*** Dataset records

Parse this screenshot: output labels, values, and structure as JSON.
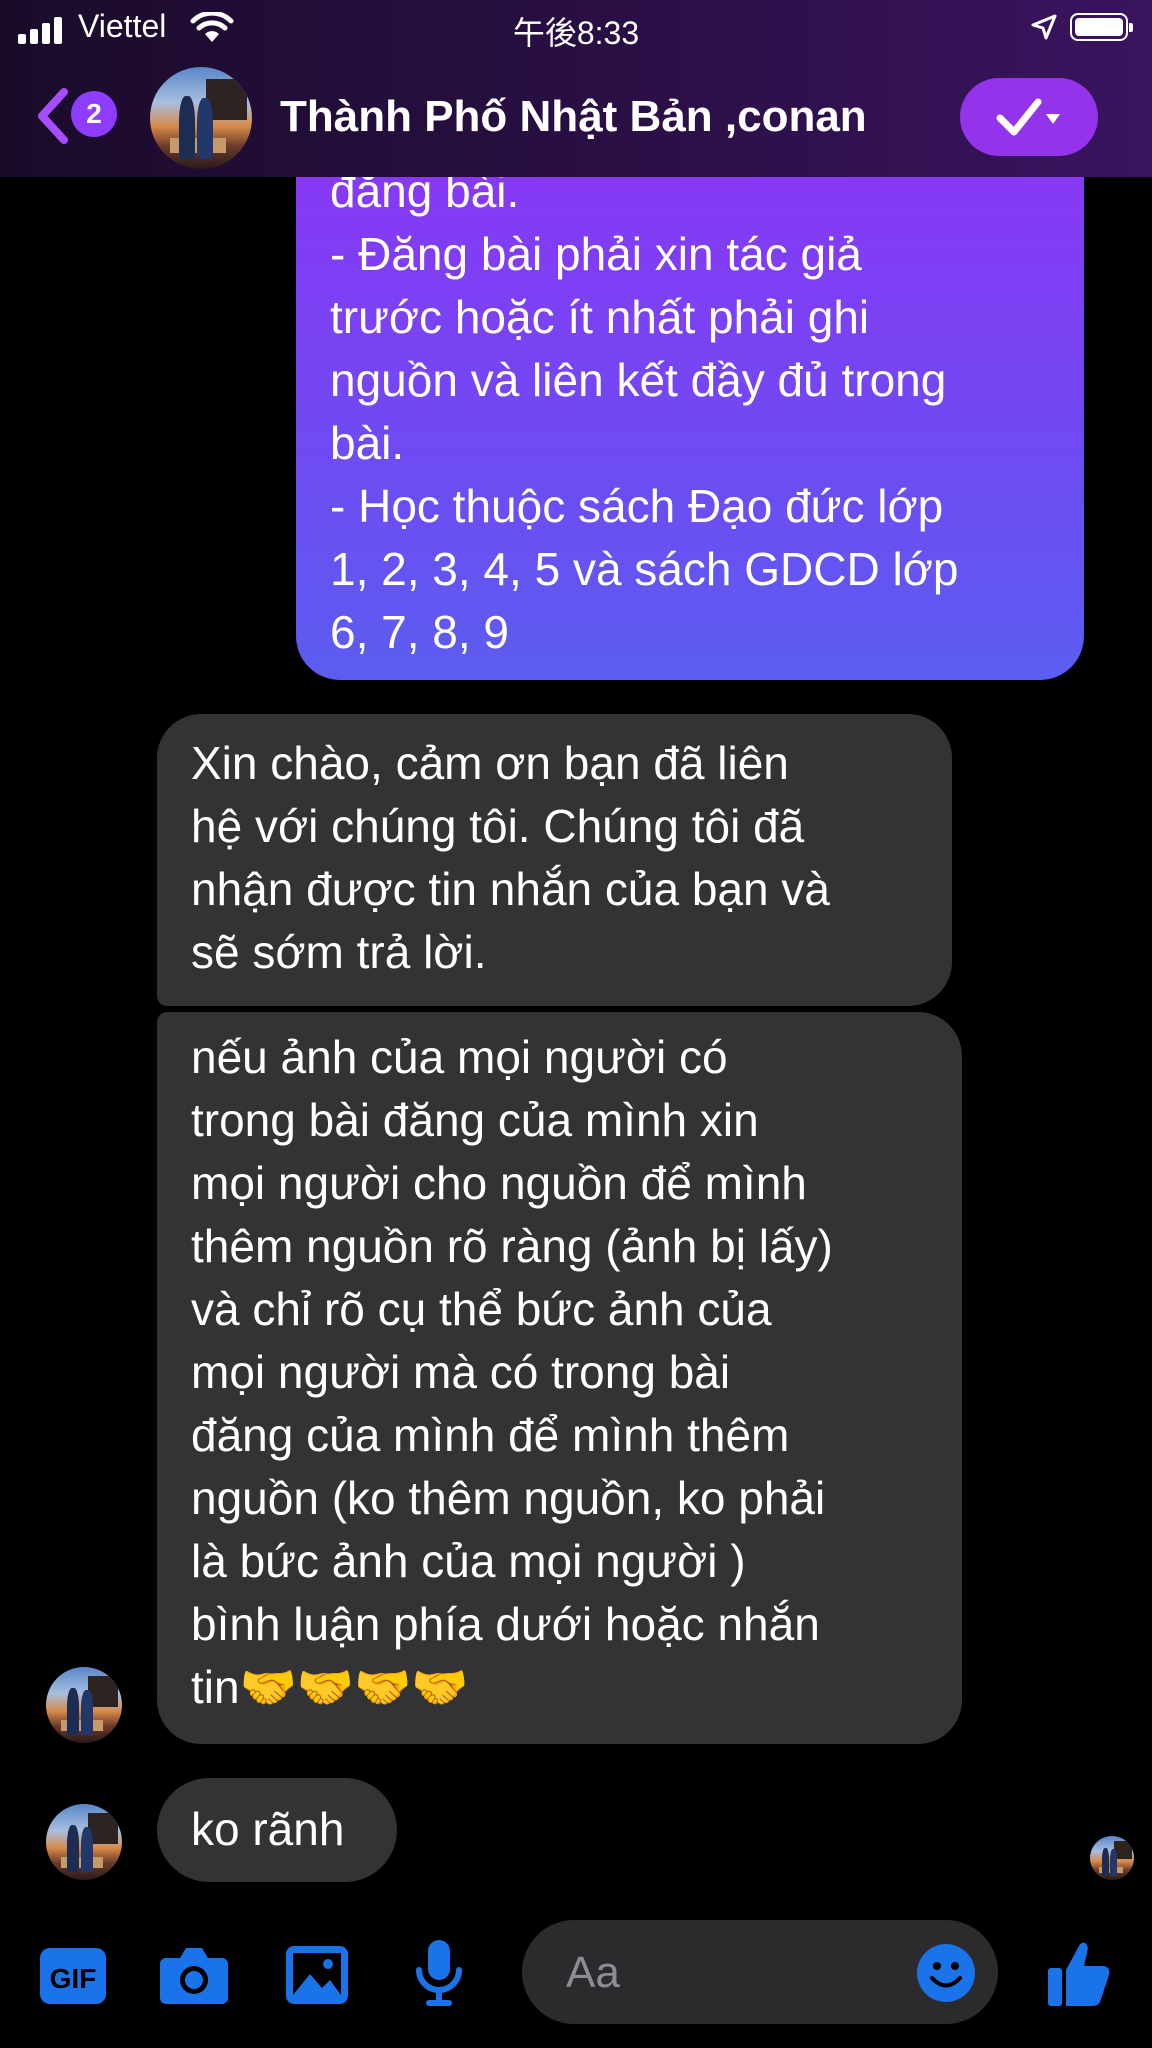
{
  "status_bar": {
    "carrier": "Viettel",
    "time": "午後8:33"
  },
  "header": {
    "unread_count": "2",
    "conversation_title": "Thành Phố Nhật Bản ,conan"
  },
  "messages": [
    {
      "direction": "outgoing",
      "text": "đăng bài.\n- Đăng bài phải xin tác giả\ntrước hoặc ít nhất phải ghi\nnguồn và liên kết đầy đủ trong\nbài.\n- Học thuộc sách Đạo đức lớp\n1, 2, 3, 4, 5 và sách GDCD lớp\n6, 7, 8, 9"
    },
    {
      "direction": "incoming",
      "text": "Xin chào, cảm ơn bạn đã liên\nhệ với chúng tôi. Chúng tôi đã\nnhận được tin nhắn của bạn và\nsẽ sớm trả lời."
    },
    {
      "direction": "incoming",
      "text": "nếu ảnh của mọi người có\ntrong bài đăng của mình xin\nmọi người cho nguồn để mình\nthêm nguồn rõ ràng (ảnh bị lấy)\nvà chỉ rõ cụ thể bức ảnh của\nmọi người mà có trong bài\nđăng của mình để mình thêm\nnguồn (ko thêm nguồn, ko phải\nlà bức ảnh của mọi người )\nbình luận phía dưới hoặc nhắn\ntin🤝🤝🤝🤝"
    },
    {
      "direction": "incoming",
      "text": "ko rãnh"
    }
  ],
  "composer": {
    "placeholder": "Aa",
    "gif_label": "GIF"
  },
  "colors": {
    "outgoing_bubble_top": "#8b36f5",
    "outgoing_bubble_bottom": "#5b5df0",
    "incoming_bubble": "#333335",
    "accent_blue": "#1a73e8",
    "badge": "#8e3cff"
  },
  "icons": {
    "back": "chevron-left-icon",
    "check": "check-dropdown-icon",
    "gif": "gif-icon",
    "camera": "camera-icon",
    "image": "image-icon",
    "mic": "microphone-icon",
    "emoji": "emoji-icon",
    "like": "thumbs-up-icon"
  }
}
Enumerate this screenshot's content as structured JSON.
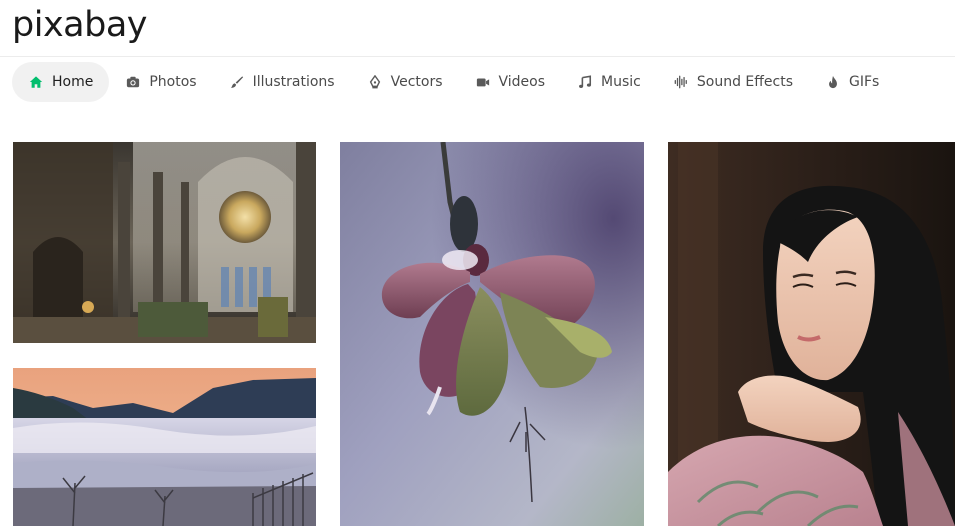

******

- [Aim of the task]
Pull out all lines of the data with the string "nnguồn".

- [Final result]
      "text": "đăng bài.\n- Đăng bài phải xin tác giả\ntrước hoặc ít nhất phải ghi\nnguồn và liên kết đầy đủ trong\nbài.\n- Học thuộc sách Đạo đức lớp\n1, 2, 3, 4, 5 và sách GDCD lớp\n6, 7, 8, 9"
      "text": "nếu ảnh của mọi người có\ntrong bài đăng của mình xin\nmọi người cho nguồn để mình\nthêm nguồn rõ ràng (ảnh bị lấy)\nvà chỉ rõ cụ thể bức ảnh của\nmọi người mà có trong bài\nđăng của mình để mình thêm\nnguồn (ko thêm nguồn, ko phải\nlà bức ảnh của mọi người )\nbình luận phía dưới hoặc nhắn\ntin🤝🤝🤝🤝"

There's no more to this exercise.